Start of TEXT TO READ

ITEM 12. SECURITY OWNERSHIP OF CERTAIN BENEFICIAL OWNERS AND MANAGEMENT AND RELATED STOCKHOLDER MATTERS

The following table sets forth certain information, as of September 30, 2014, with respect to beneficial ownership of our common stock by: (i) each person who, to our knowledge, beneficially owned more than 5% of the shares of our common stock outstanding as of such date, (ii) each of our current directors, (iii) our named executive officers identified in the Summary Compensation Table set forth above and (iv) all directors and executive officers as a group.

For purposes of the following table, beneficial ownership is determined in accordance with the rules of the SEC. Except as otherwise noted in the footnotes below, we believe that each person or entity named in the table has sole voting and investment power with respect to all shares of its common stock shown as beneficially owned by them, subject to applicable community property laws. The percentage of shares of Common Stock outstanding is based on 28,882,093 shares of Common Stock outstanding as of September 30, 2014.

End of TEXT TO READ

- _WHAT YOU NEED TO DO_:
A: According to the security ownership passage, how many shares of Common Stock were outstanding as of September 30, 2014?
B: Pick up the security ownership passage after its final sentence and extend it.

Start of ENTRIES SUPPLIED

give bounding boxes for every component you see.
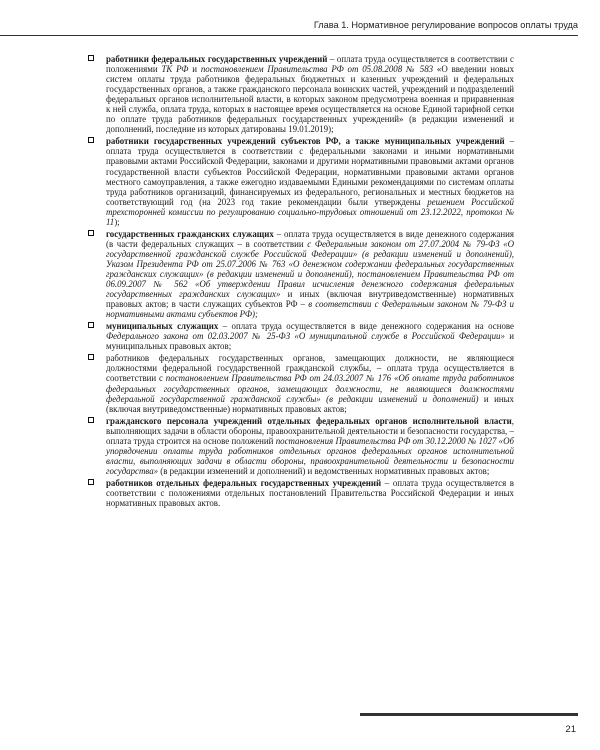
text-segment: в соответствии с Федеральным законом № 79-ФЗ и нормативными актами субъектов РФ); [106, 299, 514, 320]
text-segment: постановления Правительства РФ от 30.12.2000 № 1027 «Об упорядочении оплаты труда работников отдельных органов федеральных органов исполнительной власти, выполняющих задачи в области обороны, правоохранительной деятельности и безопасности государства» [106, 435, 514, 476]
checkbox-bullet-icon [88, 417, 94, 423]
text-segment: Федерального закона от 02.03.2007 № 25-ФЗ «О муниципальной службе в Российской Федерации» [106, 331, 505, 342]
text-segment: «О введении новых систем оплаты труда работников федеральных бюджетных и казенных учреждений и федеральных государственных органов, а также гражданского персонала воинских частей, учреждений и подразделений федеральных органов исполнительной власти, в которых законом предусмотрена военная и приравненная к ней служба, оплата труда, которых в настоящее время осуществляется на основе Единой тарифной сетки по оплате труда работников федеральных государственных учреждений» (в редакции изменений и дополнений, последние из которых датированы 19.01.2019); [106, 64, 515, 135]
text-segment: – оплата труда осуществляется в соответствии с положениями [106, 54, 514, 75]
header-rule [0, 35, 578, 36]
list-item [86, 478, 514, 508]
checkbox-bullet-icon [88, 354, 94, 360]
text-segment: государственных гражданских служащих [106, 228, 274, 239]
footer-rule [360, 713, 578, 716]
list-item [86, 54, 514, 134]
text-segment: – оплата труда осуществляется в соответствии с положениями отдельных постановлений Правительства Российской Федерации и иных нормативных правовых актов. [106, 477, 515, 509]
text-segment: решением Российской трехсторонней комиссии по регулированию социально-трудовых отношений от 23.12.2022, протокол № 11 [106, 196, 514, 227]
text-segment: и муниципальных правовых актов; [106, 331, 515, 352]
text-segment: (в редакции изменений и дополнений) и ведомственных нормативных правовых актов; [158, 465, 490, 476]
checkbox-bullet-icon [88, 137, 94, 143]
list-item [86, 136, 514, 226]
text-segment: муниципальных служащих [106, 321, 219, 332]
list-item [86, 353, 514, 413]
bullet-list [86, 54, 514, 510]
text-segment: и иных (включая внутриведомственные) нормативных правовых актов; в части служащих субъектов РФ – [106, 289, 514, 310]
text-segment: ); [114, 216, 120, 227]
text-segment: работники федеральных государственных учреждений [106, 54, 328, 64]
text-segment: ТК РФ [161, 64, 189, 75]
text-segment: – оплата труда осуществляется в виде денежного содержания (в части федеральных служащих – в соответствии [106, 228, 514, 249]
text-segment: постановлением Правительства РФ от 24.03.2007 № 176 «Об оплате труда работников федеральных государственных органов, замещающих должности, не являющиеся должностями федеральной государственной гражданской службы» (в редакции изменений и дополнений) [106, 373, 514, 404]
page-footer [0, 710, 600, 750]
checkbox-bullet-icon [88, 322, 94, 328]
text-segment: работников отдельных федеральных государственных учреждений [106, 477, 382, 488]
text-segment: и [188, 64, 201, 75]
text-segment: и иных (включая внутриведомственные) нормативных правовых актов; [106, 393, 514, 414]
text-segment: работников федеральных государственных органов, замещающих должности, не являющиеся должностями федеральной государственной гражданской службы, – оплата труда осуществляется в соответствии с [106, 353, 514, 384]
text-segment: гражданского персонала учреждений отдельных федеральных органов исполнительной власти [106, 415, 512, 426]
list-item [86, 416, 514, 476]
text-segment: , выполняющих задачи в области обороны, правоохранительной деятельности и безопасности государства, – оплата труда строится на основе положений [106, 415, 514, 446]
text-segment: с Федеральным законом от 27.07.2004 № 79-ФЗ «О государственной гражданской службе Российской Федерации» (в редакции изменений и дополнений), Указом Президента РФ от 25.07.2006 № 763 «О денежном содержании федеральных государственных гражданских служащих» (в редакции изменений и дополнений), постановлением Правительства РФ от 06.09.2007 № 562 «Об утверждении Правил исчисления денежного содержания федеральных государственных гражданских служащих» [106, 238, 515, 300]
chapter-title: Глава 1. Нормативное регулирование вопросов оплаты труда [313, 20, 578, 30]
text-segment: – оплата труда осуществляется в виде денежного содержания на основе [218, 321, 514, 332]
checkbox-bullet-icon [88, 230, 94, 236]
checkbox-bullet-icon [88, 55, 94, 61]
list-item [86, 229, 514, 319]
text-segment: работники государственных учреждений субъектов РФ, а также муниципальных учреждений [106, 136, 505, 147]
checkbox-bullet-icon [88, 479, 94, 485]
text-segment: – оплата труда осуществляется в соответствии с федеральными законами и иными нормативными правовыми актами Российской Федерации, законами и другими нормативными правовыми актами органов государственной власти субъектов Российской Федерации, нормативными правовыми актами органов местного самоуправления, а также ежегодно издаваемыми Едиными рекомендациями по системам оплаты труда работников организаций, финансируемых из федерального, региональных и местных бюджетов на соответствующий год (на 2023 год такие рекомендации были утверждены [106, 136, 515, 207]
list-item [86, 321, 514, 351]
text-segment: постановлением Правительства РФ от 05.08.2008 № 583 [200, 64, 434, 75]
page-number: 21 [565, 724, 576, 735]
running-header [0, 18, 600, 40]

End of ENTRIES SUPPLIED
Start of ENTRIES SUPPLIED

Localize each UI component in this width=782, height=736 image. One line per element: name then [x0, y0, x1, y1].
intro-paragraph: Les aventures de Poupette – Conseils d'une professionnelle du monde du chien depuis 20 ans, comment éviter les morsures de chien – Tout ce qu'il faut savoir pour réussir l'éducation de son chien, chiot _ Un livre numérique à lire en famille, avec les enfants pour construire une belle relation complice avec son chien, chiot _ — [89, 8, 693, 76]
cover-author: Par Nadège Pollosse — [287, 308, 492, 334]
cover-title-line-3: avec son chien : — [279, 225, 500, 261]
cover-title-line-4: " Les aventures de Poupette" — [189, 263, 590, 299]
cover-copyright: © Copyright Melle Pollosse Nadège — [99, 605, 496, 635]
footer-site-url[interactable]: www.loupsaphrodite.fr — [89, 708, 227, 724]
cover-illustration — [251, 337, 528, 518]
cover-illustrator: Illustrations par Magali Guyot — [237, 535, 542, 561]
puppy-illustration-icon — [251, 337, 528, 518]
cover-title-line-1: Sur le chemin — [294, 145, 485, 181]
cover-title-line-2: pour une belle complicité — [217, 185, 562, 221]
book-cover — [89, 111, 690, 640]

End of ENTRIES SUPPLIED

- _EXERCISE RESPONSES_:
A: 28,882,093 shares of Common Stock were outstanding as of September 30, 2014.

B:
 

Name and Address of Beneficial Owner(1)

   Amount and
Nature of
Beneficial

Ownership
     Percentage  of
Outstanding
 

Daniel E. Smith(2)

     3,763,039         13.0   

Alan R. Cormier

     20          

Anthony J. Petrillo

     227          

David Guerrera

     0          

Robert E. Donahue

     0          

Platyko Partners, LP(2)

     2,112,500         7.3   

Gururaj Deshpande(3)

     4,571,280         15.9   

Poplar Point Management LLC(4)

     3,147,783         10.9   

Farallon Capital Management, L.L.C.(5)

     2,745,000         9.5   

Sparta Group MA LLC(3)

     4,567,440         15.8   

All current executive officers and directors as a group (5 persons)

     3,763,286         13.0   

 

* Less than 1% of the total number of outstanding shares of Common Stock.
(1) Except as otherwise noted, the address of each person is: c/o Sycamore Networks, Inc., 300 Brickstone Square, Suite 201, Andover, Massachusetts 01810.
(2) Consists of 573,039 shares owned by Mr. Smith directly, 1,077,500 shares that Mr. Smith owns jointly with his wife, Elizabeth Riley, and 2,112,500 shares held by Platyko Partners, L.P., of which Mr. Smith and his wife serve as general partners.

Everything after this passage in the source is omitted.